▸ **What to do**:
In the listing that follows, count the lines holding the word "Human" and report only that number.

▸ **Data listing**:
▼
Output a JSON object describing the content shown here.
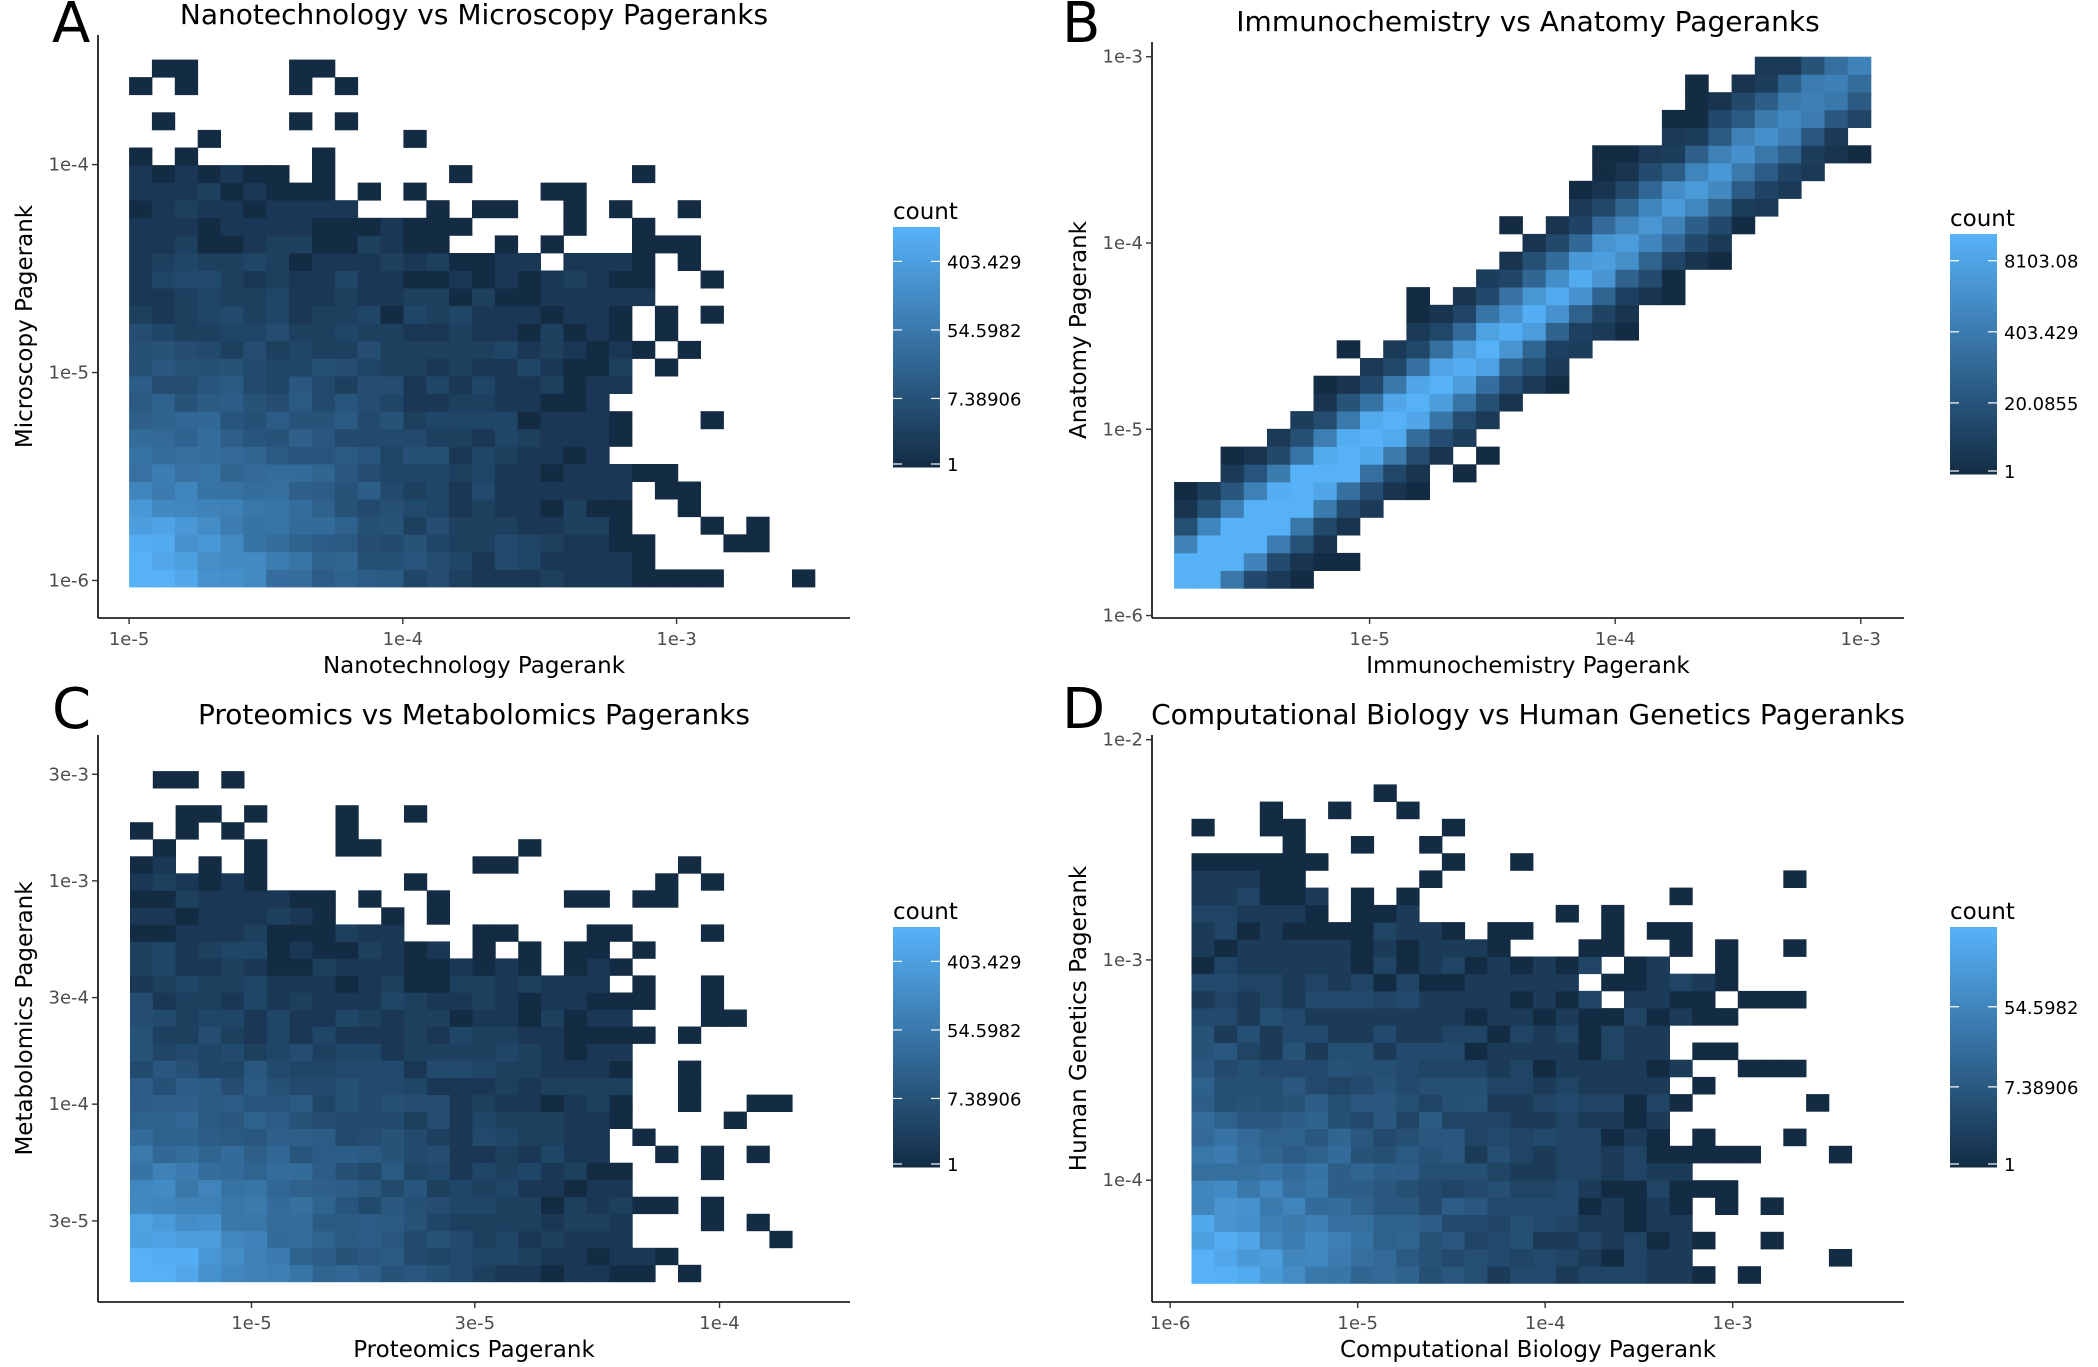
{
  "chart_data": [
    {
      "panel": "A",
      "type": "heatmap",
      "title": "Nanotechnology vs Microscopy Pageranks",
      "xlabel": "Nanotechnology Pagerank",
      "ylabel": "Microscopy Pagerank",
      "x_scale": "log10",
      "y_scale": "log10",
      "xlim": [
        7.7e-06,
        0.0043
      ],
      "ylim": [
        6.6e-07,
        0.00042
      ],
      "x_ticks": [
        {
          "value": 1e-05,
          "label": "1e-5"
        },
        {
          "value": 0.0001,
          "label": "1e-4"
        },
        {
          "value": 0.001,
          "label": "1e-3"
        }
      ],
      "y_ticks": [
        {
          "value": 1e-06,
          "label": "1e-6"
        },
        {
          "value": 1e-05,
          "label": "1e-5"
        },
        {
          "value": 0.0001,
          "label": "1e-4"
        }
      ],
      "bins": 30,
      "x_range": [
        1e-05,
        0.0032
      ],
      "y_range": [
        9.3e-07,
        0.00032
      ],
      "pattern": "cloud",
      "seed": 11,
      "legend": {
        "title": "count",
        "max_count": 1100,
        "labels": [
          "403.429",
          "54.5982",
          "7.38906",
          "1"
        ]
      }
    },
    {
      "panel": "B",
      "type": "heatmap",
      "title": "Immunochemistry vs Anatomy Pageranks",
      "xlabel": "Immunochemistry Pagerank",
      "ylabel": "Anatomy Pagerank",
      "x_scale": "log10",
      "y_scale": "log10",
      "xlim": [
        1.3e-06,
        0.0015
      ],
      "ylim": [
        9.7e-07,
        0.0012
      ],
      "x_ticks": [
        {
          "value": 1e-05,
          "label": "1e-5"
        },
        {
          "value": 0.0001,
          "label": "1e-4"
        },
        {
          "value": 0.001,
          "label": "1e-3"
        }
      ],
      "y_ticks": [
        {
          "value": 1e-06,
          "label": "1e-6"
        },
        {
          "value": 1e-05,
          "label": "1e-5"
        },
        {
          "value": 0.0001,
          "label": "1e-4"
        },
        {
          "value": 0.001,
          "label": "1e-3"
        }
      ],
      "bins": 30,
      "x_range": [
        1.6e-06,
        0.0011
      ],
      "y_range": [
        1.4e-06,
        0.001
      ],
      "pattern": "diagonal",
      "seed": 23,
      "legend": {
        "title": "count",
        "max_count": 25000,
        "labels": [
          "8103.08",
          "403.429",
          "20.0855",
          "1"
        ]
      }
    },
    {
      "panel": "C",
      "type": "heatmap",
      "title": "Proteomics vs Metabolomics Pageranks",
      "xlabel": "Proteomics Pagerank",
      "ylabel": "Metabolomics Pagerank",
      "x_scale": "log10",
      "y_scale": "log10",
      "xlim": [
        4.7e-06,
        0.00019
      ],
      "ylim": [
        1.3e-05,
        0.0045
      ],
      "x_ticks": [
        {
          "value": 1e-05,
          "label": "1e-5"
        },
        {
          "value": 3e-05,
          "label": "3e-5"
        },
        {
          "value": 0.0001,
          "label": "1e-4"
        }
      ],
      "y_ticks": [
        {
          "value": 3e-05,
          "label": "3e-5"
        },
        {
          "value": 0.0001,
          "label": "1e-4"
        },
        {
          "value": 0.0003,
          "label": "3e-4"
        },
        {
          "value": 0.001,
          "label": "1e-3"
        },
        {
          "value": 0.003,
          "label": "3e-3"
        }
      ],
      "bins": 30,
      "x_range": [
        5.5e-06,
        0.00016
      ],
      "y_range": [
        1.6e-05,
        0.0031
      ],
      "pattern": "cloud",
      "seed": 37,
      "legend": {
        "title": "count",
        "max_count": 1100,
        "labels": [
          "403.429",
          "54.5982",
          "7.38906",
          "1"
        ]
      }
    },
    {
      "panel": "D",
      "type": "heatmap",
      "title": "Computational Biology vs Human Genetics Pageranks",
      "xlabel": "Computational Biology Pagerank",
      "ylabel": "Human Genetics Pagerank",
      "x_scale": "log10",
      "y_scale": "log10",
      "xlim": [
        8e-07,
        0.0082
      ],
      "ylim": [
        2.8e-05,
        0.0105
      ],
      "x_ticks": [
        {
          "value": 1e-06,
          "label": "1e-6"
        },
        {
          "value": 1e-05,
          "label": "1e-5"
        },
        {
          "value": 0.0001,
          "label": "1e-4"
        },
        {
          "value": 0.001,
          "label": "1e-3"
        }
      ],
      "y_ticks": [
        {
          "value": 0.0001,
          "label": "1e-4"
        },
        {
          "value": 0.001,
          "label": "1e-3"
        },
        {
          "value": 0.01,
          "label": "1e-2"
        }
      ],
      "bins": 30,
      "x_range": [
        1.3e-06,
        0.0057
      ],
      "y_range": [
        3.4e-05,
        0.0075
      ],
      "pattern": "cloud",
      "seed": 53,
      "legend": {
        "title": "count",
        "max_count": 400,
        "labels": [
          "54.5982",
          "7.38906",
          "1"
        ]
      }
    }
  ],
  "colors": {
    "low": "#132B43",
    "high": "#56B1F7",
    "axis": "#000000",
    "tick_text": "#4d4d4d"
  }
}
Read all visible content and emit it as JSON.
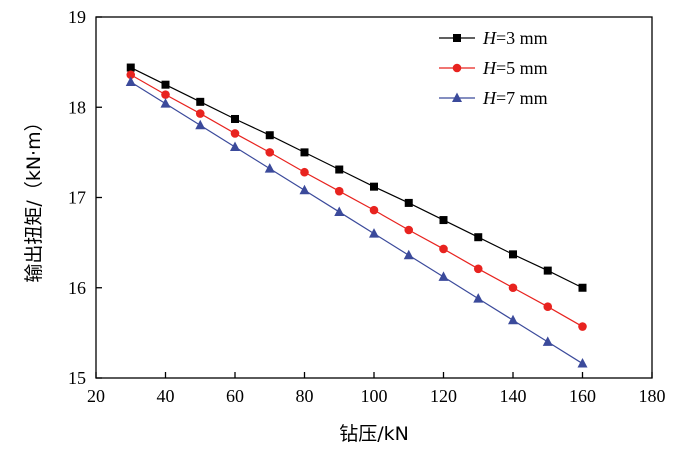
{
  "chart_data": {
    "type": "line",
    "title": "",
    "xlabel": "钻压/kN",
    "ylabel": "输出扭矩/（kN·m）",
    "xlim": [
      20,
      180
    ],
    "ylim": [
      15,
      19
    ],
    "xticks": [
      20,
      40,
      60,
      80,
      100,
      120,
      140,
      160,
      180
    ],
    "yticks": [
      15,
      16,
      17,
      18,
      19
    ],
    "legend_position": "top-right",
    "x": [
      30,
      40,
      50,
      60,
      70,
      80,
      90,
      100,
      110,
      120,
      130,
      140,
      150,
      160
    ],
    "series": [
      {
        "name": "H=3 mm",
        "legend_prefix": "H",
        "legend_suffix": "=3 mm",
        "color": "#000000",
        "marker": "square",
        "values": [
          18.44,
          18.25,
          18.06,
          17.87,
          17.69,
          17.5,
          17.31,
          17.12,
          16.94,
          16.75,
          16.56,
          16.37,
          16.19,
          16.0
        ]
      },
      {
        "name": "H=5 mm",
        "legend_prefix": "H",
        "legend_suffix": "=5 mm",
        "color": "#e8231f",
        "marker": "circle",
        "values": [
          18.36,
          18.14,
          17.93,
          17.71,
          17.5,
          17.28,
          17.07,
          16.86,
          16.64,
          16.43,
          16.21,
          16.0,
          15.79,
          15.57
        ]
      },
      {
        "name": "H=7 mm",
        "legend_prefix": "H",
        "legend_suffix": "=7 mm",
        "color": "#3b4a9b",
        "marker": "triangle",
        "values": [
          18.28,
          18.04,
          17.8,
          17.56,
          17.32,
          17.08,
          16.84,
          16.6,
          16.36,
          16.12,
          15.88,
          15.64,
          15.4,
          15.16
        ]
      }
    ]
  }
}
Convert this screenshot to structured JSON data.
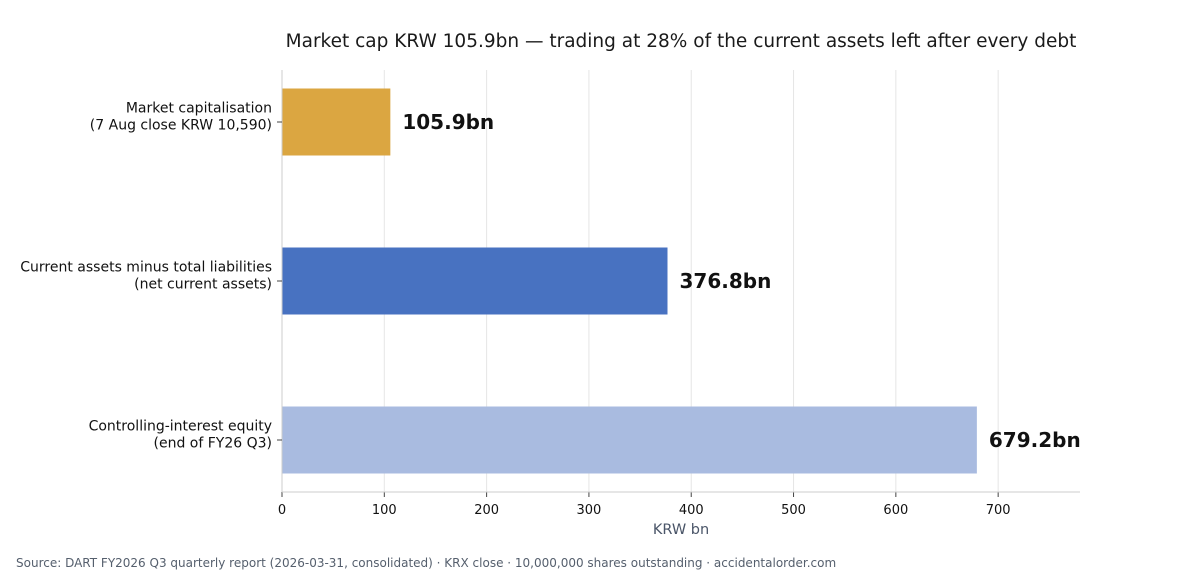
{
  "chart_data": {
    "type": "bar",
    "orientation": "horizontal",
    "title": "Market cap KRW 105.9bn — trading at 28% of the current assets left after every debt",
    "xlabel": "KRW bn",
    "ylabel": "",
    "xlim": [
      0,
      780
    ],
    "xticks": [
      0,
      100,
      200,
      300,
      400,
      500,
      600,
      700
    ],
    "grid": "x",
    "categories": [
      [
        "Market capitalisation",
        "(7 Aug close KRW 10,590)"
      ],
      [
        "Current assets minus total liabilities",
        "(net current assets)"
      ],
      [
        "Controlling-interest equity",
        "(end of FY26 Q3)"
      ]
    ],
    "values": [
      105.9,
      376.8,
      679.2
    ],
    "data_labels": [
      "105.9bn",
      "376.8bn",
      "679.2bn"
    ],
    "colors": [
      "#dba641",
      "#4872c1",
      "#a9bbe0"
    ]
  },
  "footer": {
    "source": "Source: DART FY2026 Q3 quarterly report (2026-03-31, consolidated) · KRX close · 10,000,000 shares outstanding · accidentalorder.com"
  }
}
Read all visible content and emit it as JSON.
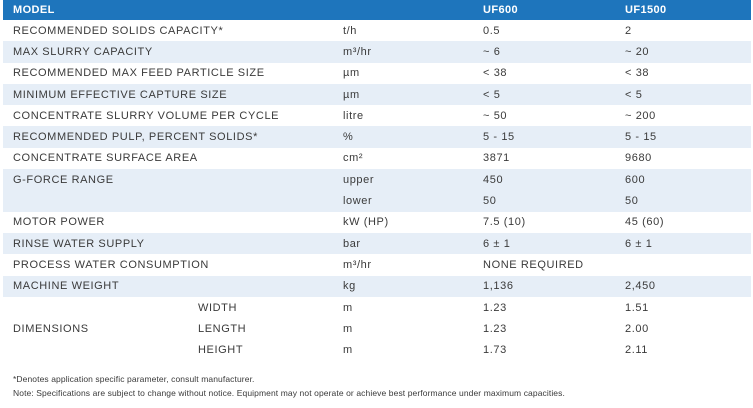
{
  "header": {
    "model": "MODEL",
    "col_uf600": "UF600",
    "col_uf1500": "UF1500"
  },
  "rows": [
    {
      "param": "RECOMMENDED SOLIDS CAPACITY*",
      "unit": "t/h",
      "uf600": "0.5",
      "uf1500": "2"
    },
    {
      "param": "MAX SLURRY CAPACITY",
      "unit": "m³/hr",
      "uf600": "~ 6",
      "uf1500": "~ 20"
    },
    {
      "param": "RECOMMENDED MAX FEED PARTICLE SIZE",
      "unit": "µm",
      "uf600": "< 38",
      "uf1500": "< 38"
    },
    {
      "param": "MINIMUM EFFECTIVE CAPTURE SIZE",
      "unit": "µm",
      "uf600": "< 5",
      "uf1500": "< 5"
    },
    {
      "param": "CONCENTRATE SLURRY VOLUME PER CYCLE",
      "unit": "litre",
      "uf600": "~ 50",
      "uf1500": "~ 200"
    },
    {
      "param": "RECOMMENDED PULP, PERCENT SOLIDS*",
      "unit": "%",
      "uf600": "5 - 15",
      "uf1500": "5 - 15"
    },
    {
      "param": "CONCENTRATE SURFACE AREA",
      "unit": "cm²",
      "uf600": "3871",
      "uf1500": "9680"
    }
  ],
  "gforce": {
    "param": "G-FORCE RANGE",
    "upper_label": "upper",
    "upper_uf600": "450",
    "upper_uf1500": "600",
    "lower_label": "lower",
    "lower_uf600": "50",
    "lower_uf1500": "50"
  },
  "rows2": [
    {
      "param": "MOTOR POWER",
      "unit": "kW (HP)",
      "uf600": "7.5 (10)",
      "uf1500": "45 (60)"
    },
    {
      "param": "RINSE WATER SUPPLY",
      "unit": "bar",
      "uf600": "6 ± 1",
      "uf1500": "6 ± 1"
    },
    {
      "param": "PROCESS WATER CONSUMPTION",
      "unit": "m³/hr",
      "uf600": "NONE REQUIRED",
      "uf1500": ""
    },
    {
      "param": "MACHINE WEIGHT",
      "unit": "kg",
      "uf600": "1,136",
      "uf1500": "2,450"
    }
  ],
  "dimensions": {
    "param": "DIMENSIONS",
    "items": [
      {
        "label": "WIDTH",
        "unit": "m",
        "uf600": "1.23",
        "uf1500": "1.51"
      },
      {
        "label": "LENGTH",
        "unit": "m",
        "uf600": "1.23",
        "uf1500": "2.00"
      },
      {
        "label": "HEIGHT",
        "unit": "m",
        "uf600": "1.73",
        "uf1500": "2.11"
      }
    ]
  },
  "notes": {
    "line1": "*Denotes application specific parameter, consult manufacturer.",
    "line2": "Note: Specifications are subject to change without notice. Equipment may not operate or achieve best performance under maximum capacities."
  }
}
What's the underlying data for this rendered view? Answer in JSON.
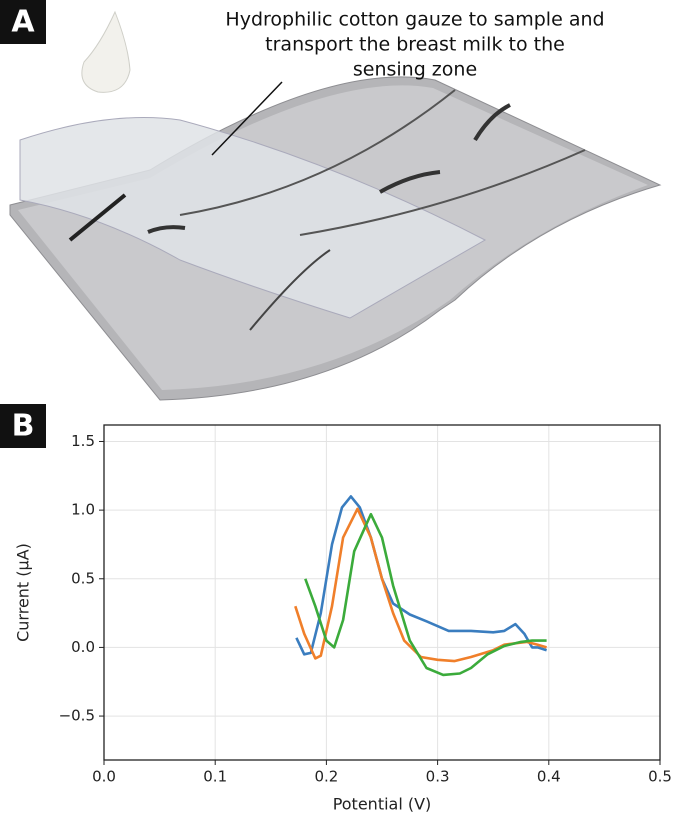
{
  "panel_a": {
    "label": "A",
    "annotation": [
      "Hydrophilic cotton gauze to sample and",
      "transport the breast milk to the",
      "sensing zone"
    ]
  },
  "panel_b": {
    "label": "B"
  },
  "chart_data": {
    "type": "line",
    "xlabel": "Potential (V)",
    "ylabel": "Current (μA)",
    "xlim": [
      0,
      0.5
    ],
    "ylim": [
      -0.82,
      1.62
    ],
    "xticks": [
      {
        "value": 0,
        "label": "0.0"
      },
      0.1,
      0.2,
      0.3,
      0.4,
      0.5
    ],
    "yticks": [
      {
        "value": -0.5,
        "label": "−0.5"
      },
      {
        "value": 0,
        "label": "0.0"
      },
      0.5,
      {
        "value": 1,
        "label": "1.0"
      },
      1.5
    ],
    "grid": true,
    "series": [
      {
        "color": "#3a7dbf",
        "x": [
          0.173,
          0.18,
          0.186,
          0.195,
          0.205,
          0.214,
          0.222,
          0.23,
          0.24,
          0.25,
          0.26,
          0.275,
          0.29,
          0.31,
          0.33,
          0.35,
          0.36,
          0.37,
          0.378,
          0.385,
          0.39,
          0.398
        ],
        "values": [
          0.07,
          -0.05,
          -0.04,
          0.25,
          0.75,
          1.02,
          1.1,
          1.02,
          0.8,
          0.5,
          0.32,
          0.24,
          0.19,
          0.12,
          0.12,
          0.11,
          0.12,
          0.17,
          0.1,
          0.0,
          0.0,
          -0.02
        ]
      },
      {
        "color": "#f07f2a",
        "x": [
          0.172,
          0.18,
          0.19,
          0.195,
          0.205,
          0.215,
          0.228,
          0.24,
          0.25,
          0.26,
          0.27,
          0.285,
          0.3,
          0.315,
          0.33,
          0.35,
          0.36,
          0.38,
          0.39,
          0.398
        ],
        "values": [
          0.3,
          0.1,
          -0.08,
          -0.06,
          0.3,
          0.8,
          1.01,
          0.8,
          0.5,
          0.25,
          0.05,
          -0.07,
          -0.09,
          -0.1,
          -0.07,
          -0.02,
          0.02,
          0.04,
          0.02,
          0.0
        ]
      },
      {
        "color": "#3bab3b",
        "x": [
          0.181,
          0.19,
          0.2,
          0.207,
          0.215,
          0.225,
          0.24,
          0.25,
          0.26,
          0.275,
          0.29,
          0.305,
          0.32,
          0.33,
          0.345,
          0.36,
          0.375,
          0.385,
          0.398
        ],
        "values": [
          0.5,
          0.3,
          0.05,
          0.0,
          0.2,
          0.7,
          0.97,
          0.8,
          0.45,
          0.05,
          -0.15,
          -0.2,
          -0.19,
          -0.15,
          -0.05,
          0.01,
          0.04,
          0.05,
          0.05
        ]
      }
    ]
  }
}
▲
▸ **Expected answer**:
2